EXERCISE INSTRUCTIONS – From the listing, collect all lines containing the word "text".

[Lines of data]

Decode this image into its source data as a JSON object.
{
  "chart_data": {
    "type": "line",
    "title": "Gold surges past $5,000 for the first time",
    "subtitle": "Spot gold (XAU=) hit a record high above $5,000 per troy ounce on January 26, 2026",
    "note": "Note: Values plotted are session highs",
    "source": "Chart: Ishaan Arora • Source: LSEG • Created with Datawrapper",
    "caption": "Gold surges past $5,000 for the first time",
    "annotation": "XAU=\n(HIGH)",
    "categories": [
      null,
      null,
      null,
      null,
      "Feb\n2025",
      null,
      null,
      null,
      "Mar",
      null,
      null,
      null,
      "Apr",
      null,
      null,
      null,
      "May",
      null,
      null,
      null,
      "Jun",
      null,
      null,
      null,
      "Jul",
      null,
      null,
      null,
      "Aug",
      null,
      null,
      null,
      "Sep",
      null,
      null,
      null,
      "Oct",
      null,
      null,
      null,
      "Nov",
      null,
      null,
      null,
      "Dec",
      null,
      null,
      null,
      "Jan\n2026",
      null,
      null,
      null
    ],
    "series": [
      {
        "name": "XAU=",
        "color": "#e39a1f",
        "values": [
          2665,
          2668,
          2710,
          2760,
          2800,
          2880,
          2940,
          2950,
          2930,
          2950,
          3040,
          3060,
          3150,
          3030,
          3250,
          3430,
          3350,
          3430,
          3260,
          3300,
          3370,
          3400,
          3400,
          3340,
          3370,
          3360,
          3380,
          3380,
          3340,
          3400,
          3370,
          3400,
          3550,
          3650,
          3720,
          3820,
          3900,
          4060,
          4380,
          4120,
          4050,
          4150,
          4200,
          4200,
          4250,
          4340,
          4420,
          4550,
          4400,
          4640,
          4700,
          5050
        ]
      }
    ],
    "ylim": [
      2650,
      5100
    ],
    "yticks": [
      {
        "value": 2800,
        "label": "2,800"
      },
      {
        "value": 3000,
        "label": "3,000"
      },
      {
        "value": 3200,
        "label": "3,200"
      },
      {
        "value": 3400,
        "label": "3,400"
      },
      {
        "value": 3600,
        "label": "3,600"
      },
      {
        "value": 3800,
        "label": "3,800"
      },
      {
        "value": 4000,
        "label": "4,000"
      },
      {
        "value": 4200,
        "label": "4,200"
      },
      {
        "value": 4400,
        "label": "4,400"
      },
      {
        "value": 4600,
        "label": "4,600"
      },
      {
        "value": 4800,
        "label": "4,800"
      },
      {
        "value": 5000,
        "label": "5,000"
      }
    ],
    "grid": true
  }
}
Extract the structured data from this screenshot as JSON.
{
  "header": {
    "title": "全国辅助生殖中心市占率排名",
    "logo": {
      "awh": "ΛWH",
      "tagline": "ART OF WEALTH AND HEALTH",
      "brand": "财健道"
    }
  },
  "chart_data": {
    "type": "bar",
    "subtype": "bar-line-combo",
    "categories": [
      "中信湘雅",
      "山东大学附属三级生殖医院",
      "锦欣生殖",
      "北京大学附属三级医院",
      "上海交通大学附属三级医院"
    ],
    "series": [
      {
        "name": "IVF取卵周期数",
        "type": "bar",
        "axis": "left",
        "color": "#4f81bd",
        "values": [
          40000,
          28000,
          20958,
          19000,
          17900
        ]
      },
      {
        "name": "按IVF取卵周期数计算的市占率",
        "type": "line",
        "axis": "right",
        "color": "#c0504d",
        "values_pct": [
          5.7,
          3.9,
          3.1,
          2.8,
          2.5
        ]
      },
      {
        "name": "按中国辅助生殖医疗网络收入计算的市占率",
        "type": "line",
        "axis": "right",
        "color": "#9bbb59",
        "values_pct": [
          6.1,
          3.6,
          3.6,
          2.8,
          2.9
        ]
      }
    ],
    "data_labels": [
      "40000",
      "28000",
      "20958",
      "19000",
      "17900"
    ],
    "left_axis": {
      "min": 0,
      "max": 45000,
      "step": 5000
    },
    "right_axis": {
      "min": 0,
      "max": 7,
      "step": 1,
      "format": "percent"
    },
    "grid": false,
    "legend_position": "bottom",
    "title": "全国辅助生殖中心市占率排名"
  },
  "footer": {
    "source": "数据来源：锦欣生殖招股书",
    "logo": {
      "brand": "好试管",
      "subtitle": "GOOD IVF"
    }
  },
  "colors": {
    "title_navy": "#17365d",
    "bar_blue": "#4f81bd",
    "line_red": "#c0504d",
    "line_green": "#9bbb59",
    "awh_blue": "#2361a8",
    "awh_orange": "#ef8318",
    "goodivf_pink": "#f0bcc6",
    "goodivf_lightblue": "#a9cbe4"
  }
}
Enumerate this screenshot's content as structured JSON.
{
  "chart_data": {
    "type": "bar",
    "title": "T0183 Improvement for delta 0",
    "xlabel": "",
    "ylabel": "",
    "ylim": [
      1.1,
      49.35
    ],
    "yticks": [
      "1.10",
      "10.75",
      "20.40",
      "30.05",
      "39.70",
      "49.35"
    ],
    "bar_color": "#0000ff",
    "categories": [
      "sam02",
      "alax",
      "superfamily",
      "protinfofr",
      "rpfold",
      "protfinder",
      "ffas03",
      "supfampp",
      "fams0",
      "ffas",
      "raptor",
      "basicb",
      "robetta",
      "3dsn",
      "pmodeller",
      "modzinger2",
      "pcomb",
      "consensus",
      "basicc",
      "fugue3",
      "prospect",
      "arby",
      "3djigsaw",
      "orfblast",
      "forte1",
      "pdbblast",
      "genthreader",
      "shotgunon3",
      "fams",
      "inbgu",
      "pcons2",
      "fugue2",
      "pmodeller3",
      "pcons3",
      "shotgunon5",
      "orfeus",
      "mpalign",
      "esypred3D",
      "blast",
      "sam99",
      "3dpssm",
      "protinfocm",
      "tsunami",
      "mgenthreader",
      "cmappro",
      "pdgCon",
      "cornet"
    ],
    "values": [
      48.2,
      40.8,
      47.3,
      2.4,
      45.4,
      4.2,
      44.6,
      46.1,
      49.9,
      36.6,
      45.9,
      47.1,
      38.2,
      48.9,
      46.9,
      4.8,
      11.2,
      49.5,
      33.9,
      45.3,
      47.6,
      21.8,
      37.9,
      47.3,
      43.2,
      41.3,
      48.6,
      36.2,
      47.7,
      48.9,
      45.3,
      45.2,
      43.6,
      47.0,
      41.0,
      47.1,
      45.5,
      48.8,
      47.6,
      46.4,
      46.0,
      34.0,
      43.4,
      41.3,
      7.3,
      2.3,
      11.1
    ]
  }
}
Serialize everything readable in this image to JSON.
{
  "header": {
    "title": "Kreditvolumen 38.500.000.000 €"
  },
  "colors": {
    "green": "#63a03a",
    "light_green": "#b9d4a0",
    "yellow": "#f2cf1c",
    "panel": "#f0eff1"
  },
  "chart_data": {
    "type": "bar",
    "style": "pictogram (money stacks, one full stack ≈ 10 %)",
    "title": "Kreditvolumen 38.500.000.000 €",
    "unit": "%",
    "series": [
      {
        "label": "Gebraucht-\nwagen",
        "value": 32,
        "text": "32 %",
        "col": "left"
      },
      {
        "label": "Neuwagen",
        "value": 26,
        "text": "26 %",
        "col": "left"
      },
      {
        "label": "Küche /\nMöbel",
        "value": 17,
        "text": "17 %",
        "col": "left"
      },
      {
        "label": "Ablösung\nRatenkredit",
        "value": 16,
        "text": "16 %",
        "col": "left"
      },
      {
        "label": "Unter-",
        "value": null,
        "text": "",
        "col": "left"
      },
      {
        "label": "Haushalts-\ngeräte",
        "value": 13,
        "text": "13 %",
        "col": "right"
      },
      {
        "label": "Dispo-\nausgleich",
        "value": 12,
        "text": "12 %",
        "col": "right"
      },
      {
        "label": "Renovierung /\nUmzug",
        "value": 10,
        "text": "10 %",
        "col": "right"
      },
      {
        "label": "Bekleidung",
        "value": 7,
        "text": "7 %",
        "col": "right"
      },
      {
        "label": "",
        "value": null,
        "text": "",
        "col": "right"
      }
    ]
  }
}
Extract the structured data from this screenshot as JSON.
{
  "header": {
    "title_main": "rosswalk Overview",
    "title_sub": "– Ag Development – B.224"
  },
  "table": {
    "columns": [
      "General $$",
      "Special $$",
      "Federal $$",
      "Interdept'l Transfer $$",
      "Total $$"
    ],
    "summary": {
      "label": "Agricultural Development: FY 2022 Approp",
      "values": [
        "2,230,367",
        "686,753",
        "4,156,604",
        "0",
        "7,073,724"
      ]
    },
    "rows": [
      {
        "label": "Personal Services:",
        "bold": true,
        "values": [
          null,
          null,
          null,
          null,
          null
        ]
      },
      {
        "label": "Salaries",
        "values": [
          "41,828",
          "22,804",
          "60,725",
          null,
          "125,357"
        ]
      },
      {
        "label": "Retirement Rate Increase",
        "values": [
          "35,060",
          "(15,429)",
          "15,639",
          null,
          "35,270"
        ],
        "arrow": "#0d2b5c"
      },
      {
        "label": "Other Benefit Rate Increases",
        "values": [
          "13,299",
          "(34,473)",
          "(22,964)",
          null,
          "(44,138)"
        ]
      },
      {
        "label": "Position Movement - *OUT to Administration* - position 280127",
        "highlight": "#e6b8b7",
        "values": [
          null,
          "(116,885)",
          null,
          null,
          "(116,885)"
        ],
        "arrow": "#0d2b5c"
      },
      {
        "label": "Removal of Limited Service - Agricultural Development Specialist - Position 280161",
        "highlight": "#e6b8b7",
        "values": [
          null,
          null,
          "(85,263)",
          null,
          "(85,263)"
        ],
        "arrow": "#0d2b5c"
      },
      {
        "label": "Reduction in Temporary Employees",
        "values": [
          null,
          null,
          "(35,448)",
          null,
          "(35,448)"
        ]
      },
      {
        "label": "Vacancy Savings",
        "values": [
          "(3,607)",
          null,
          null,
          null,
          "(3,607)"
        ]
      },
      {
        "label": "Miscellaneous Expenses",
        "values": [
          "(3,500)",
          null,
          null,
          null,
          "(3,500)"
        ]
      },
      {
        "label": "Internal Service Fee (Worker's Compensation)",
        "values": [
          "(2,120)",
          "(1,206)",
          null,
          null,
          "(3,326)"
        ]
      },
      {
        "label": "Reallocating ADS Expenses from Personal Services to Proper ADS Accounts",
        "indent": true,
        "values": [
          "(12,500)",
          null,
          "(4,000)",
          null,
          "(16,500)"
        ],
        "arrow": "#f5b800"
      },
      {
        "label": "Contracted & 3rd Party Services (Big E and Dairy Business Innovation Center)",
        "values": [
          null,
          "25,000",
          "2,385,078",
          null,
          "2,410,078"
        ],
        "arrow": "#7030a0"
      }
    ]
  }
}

RESULT –
        "text": "32 %",
        "text": "26 %",
        "text": "17 %",
        "text": "16 %",
        "text": "",
        "text": "13 %",
        "text": "12 %",
        "text": "10 %",
        "text": "7 %",
        "text": "",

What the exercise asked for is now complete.